Problem requirements - Reproduce the entries in full, with no changes.

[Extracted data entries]
+++

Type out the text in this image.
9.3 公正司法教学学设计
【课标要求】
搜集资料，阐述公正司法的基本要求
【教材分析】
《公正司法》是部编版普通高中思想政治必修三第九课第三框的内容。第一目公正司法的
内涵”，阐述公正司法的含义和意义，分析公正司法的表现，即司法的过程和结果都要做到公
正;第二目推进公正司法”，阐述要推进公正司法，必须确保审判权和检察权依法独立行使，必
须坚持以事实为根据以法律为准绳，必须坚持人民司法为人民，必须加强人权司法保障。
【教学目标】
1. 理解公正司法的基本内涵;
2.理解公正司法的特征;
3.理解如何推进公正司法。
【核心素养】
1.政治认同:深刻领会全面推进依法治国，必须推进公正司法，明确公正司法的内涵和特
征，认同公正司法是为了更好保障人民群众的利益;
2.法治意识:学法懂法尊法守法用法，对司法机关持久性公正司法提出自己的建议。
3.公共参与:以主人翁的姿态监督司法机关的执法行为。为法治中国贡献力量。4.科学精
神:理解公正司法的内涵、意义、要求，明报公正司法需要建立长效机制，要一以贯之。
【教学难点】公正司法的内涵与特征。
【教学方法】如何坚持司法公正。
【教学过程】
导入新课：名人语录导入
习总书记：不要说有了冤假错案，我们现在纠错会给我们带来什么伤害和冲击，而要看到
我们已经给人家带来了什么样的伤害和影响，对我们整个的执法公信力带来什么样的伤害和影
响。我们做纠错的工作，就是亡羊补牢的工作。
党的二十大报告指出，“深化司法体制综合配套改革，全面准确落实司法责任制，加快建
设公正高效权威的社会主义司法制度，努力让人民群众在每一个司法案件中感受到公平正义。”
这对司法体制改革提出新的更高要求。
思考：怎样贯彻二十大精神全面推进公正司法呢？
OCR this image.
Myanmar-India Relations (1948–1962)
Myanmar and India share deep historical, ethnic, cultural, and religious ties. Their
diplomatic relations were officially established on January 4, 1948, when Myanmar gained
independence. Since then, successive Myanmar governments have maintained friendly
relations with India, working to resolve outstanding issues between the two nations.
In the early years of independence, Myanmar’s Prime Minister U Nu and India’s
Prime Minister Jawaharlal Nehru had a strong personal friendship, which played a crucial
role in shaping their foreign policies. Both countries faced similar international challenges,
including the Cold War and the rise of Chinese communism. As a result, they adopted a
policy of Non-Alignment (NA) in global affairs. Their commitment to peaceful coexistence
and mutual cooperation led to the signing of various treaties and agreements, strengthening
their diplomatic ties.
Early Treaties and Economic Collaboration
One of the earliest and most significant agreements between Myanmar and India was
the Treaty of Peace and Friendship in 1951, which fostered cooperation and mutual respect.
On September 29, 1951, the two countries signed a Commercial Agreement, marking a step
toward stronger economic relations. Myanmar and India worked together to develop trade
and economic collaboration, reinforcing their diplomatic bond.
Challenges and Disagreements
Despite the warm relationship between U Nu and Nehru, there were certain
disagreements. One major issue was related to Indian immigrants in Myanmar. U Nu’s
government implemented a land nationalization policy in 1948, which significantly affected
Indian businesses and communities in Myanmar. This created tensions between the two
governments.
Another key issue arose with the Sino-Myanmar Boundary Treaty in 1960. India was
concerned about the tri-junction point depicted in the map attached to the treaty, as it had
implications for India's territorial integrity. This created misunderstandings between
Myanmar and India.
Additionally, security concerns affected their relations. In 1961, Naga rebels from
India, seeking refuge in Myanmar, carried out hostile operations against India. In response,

+++

Solution for this task -
Type out the text in this image.
9.3 公正司法教学学设计
【课标要求】
搜集资料，阐述公正司法的基本要求
【教材分析】
《公正司法》是部编版普通高中思想政治必修三第九课第三框的内容。第一目公正司法的
内涵”，阐述公正司法的含义和意义，分析公正司法的表现，即司法的过程和结果都要做到公
正;第二目推进公正司法”，阐述要推进公正司法，必须确保审判权和检察权依法独立行使，必
须坚持以事实为根据以法律为准绳，必须坚持人民司法为人民，必须加强人权司法保障。
【教学目标】
1. 理解公正司法的基本内涵;
2.理解公正司法的特征;
3.理解如何推进公正司法。
【核心素养】
1.政治认同:深刻领会全面推进依法治国，必须推进公正司法，明确公正司法的内涵和特
征，认同公正司法是为了更好保障人民群众的利益;
2.法治意识:学法懂法尊法守法用法，对司法机关持久性公正司法提出自己的建议。
3.公共参与:以主人翁的姿态监督司法机关的执法行为。为法治中国贡献力量。4.科学精
神:理解公正司法的内涵、意义、要求，明报公正司法需要建立长效机制，要一以贯之。
【教学难点】公正司法的内涵与特征。
【教学方法】如何坚持司法公正。
【教学过程】
导入新课：名人语录导入
习总书记：不要说有了冤假错案，我们现在纠错会给我们带来什么伤害和冲击，而要看到
我们已经给人家带来了什么样的伤害和影响，对我们整个的执法公信力带来什么样的伤害和影
响。我们做纠错的工作，就是亡羊补牢的工作。
党的二十大报告指出，“深化司法体制综合配套改革，全面准确落实司法责任制，加快建
设公正高效权威的社会主义司法制度，努力让人民群众在每一个司法案件中感受到公平正义。”
这对司法体制改革提出新的更高要求。
思考：怎样贯彻二十大精神全面推进公正司法呢？
OCR this image.
Myanmar-India Relations (1948–1962)
Myanmar and India share deep historical, ethnic, cultural, and religious ties. Their
diplomatic relations were officially established on January 4, 1948, when Myanmar gained
independence. Since then, successive Myanmar governments have maintained friendly
relations with India, working to resolve outstanding issues between the two nations.
In the early years of independence, Myanmar’s Prime Minister U Nu and India’s
Prime Minister Jawaharlal Nehru had a strong personal friendship, which played a crucial
role in shaping their foreign policies. Both countries faced similar international challenges,
including the Cold War and the rise of Chinese communism. As a result, they adopted a
policy of Non-Alignment (NA) in global affairs. Their commitment to peaceful coexistence
and mutual cooperation led to the signing of various treaties and agreements, strengthening
their diplomatic ties.
Early Treaties and Economic Collaboration
One of the earliest and most significant agreements between Myanmar and India was
the Treaty of Peace and Friendship in 1951, which fostered cooperation and mutual respect.
On September 29, 1951, the two countries signed a Commercial Agreement, marking a step
toward stronger economic relations. Myanmar and India worked together to develop trade
and economic collaboration, reinforcing their diplomatic bond.
Challenges and Disagreements
Despite the warm relationship between U Nu and Nehru, there were certain
disagreements. One major issue was related to Indian immigrants in Myanmar. U Nu’s
government implemented a land nationalization policy in 1948, which significantly affected
Indian businesses and communities in Myanmar. This created tensions between the two
governments.
Another key issue arose with the Sino-Myanmar Boundary Treaty in 1960. India was
concerned about the tri-junction point depicted in the map attached to the treaty, as it had
implications for India's territorial integrity. This created misunderstandings between
Myanmar and India.
Additionally, security concerns affected their relations. In 1961, Naga rebels from
India, seeking refuge in Myanmar, carried out hostile operations against India. In response,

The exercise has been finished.